● **Written problem**: Extract each line bearing the word "image".
== Data ==
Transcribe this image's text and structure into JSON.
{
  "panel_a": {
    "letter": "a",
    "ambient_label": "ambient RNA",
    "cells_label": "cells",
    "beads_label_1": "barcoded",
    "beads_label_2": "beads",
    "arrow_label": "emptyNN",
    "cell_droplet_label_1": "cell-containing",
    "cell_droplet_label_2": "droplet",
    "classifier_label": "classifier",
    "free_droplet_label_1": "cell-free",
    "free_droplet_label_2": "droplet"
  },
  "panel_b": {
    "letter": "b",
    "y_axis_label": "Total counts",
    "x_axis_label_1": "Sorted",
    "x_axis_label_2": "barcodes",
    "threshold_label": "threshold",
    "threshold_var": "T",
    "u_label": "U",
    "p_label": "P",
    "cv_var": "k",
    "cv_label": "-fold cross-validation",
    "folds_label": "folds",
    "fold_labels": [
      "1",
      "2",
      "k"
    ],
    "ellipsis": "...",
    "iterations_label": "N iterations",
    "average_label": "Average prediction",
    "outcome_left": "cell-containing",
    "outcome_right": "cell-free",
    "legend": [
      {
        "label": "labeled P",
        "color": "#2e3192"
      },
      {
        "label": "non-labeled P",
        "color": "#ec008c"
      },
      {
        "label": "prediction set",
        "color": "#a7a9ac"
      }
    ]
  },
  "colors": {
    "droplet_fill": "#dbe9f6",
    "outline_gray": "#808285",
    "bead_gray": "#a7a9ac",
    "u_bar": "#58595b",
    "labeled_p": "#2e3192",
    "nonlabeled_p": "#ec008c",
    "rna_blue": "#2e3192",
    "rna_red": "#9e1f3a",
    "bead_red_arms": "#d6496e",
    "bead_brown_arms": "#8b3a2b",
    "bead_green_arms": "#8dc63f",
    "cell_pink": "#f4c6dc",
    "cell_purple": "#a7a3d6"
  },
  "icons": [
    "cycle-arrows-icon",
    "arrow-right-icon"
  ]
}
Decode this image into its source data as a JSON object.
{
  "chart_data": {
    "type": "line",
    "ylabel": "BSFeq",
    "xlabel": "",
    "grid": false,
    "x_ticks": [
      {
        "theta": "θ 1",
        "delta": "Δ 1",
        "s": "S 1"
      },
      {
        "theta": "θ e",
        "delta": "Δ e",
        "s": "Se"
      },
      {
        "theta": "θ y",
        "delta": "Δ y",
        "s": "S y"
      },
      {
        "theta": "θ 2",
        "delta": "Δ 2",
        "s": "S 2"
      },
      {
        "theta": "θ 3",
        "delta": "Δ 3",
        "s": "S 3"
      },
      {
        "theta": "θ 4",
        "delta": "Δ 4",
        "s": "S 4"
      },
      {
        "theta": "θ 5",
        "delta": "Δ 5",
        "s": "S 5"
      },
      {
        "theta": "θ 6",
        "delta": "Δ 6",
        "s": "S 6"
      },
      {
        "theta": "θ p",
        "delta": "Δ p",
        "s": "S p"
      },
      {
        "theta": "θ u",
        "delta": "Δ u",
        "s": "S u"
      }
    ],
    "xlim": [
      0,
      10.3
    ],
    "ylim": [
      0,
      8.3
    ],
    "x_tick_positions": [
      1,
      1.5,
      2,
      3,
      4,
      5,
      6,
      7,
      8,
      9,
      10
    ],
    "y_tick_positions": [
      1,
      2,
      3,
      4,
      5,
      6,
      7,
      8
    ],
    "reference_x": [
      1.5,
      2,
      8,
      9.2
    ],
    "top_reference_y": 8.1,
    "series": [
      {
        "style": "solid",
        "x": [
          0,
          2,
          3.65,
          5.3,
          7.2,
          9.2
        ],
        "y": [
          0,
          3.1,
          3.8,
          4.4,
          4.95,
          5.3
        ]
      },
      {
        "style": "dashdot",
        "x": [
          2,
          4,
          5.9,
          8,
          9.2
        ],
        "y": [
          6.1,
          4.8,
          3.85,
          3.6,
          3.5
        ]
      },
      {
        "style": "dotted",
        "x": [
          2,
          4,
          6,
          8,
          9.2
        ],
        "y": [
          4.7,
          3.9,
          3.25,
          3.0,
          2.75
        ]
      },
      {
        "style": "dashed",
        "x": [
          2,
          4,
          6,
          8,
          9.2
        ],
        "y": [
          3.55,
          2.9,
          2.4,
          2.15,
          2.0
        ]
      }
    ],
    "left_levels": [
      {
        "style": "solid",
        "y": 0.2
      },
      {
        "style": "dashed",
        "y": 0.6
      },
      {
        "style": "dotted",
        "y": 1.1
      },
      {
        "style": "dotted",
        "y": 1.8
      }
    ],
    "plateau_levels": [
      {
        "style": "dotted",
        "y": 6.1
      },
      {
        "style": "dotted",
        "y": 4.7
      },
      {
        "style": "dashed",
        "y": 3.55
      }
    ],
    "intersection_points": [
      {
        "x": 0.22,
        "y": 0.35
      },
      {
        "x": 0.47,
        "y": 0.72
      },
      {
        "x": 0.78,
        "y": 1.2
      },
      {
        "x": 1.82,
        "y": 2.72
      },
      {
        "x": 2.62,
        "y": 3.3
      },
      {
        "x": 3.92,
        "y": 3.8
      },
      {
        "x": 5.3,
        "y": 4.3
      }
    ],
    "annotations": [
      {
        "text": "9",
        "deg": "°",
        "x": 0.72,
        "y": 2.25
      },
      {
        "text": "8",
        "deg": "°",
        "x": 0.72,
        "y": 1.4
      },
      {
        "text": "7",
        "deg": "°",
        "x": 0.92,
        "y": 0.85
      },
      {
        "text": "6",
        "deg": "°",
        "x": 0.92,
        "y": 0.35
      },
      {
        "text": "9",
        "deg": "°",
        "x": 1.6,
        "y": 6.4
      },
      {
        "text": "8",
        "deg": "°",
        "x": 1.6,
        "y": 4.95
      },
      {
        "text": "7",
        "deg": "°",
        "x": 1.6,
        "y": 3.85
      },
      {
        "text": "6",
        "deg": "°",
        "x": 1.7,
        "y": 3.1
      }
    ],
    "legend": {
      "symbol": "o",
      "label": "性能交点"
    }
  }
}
===
● **Expected answer**:
Transcribe this image's text and structure into JSON.
Decode this image into its source data as a JSON object.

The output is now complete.